**What is asked**
Look through the lines below and state how many hold the word "Mintflow". Write only the number.

Extracted data entries:
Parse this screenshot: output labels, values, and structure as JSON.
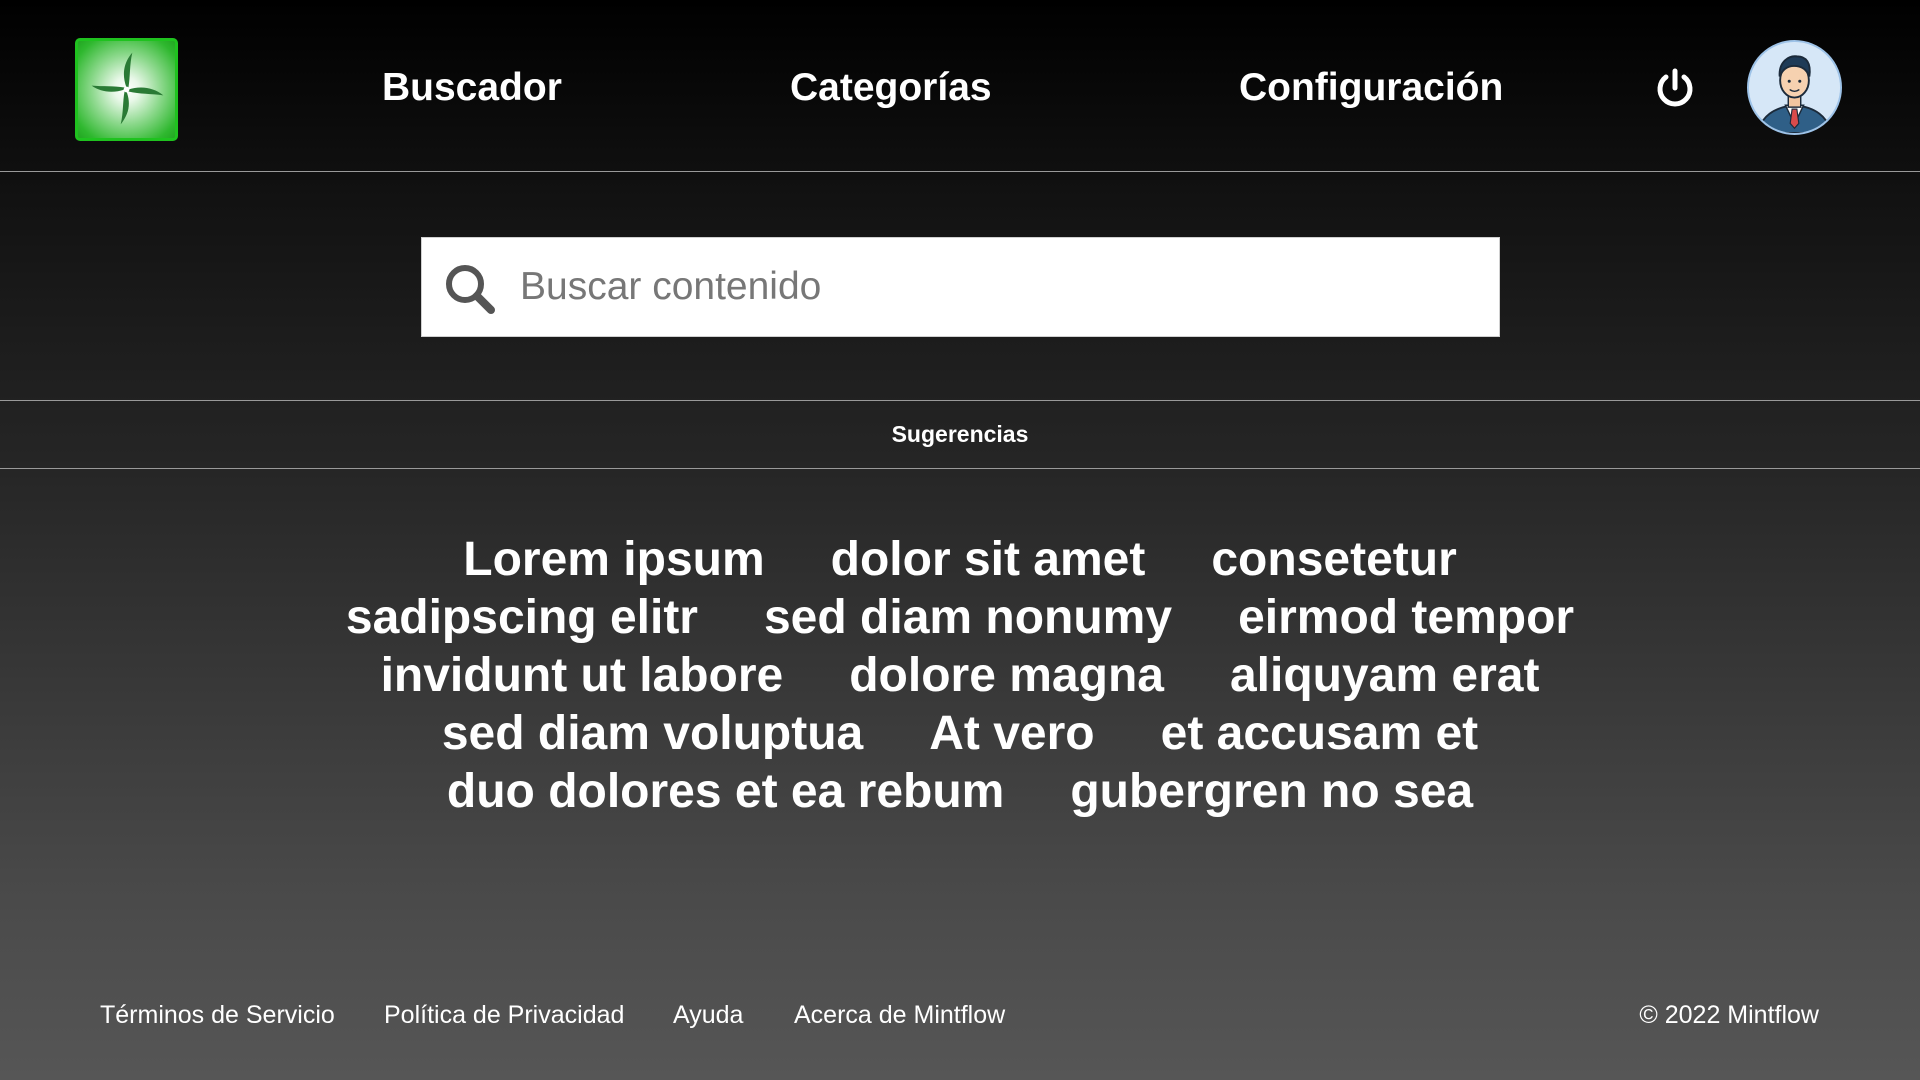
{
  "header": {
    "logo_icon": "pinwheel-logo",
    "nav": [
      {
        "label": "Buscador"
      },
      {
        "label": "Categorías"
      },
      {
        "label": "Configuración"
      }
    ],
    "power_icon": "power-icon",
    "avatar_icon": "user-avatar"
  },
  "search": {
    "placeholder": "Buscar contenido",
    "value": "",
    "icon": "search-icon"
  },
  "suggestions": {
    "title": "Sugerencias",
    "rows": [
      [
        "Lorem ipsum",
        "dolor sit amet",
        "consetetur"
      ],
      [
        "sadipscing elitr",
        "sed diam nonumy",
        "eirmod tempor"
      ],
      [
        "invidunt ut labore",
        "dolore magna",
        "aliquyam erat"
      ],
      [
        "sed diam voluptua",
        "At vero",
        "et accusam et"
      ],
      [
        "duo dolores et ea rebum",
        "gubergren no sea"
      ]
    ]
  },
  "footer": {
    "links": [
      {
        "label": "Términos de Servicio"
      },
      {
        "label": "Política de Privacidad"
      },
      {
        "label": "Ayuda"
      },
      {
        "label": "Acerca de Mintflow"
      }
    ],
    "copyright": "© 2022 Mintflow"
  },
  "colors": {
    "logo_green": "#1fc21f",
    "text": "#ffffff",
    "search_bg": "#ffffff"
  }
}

**Expected answer**
2